Take every line from the listing below that contains "content".
## start
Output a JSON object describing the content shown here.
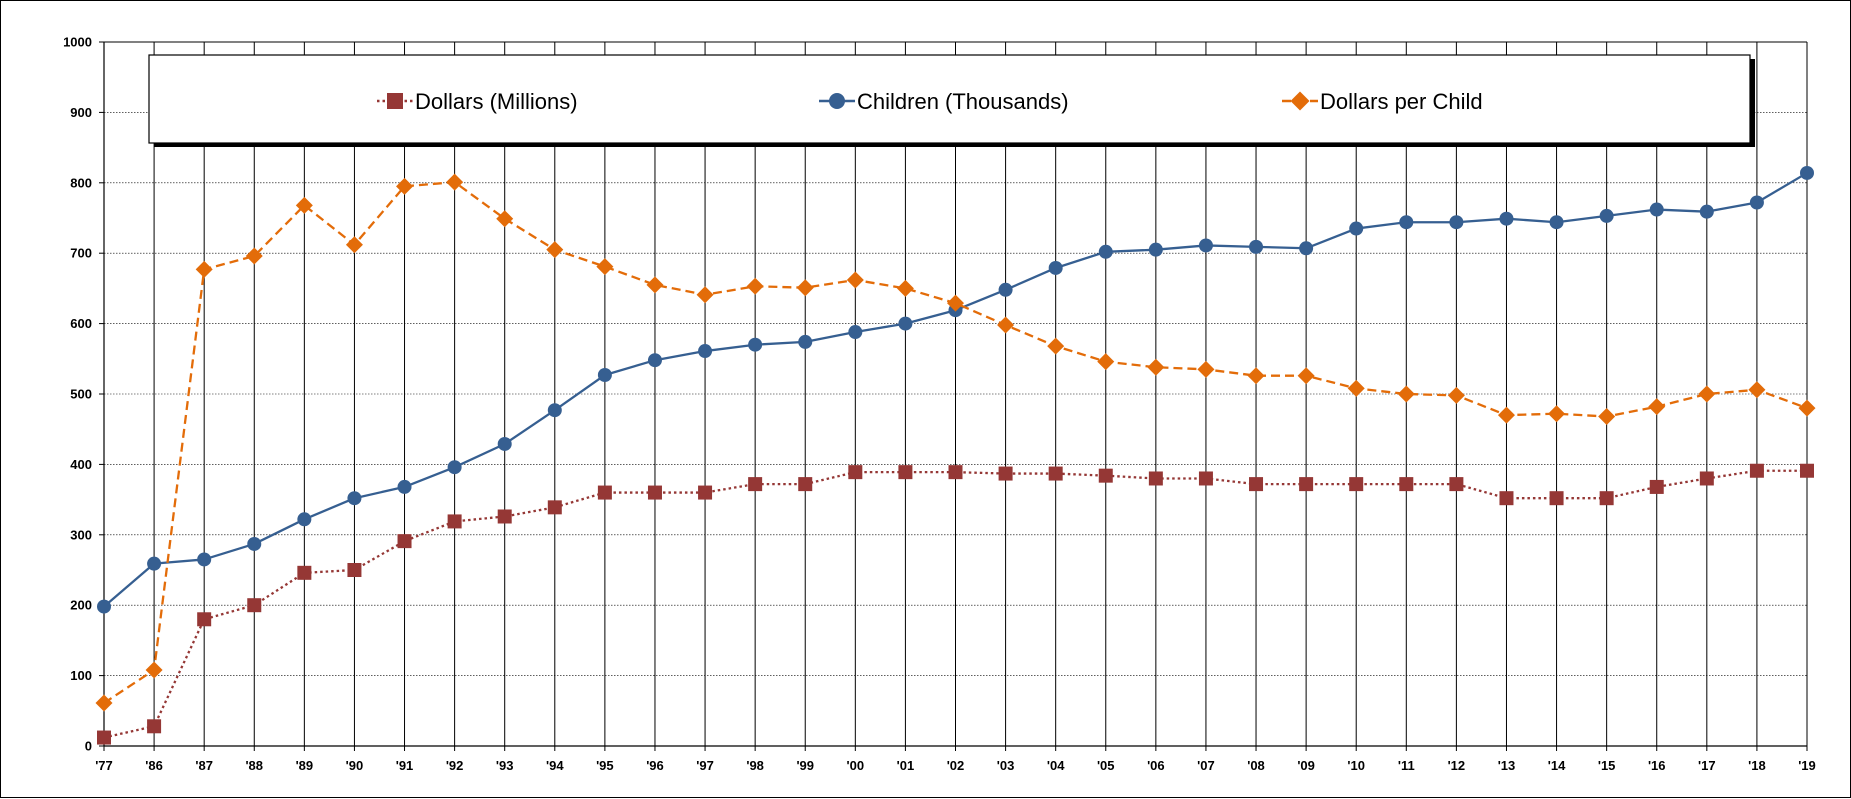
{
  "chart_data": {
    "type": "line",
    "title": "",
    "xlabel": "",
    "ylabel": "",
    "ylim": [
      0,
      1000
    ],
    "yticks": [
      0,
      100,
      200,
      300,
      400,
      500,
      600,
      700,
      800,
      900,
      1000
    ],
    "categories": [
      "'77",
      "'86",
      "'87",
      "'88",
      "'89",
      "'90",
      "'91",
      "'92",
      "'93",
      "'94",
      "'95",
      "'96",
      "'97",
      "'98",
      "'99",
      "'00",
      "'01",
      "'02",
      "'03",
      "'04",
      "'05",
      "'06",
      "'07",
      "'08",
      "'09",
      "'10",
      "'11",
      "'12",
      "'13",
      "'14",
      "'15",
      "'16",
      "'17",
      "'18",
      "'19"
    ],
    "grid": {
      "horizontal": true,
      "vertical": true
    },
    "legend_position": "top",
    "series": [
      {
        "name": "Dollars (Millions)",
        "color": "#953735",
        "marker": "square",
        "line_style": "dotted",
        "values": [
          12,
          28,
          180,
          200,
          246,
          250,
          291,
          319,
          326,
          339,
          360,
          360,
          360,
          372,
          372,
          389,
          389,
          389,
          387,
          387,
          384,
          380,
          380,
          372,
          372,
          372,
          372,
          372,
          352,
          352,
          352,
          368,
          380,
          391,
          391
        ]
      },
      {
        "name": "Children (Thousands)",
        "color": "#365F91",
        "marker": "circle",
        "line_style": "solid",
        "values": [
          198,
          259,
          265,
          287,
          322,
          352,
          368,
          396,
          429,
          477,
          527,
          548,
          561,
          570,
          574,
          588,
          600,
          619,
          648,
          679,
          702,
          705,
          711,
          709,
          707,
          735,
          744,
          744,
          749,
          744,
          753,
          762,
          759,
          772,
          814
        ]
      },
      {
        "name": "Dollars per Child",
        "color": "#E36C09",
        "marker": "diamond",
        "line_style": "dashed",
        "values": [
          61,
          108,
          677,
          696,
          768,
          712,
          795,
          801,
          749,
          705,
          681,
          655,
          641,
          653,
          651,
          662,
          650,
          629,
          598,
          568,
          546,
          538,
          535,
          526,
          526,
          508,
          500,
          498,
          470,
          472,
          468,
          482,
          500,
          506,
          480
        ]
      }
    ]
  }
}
## end
## start
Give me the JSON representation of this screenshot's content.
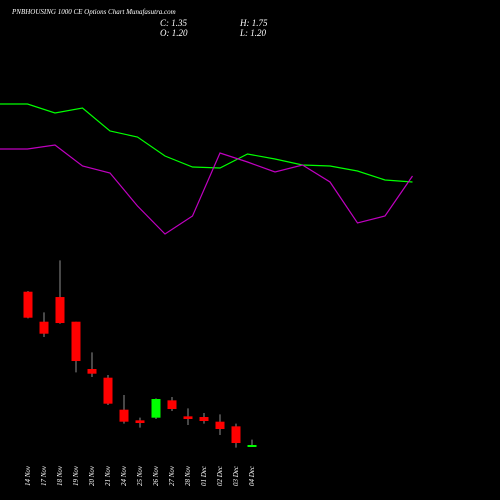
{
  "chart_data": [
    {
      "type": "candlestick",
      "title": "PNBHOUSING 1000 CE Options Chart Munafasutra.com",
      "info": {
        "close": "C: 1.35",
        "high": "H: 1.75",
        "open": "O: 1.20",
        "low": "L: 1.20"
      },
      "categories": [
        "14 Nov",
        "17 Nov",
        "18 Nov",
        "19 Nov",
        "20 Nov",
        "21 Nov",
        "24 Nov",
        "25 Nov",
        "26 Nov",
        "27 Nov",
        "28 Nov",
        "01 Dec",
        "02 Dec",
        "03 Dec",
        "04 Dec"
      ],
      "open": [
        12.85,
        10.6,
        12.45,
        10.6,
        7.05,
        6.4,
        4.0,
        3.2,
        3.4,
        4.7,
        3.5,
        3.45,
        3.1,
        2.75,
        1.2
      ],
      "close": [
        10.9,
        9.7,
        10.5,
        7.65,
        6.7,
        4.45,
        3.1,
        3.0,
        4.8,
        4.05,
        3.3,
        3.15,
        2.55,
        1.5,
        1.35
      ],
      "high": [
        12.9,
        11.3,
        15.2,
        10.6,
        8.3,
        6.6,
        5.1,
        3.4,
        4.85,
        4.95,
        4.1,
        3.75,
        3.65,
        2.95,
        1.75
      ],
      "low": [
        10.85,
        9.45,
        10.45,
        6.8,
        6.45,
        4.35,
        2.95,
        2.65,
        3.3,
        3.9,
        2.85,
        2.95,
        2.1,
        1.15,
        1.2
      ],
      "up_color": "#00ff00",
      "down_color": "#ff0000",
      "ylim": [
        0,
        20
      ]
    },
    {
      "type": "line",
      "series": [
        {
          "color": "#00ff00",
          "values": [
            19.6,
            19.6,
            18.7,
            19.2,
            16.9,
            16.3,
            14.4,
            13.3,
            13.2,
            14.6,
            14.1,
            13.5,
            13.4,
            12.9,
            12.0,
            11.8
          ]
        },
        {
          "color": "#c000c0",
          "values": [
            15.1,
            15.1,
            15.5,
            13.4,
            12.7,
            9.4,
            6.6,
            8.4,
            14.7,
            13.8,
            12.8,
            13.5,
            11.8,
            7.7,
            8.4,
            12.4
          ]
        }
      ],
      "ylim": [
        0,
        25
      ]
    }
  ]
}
## end
## The output
Output a JSON object describing the content shown here.
Give me the JSON representation of this screenshot's content.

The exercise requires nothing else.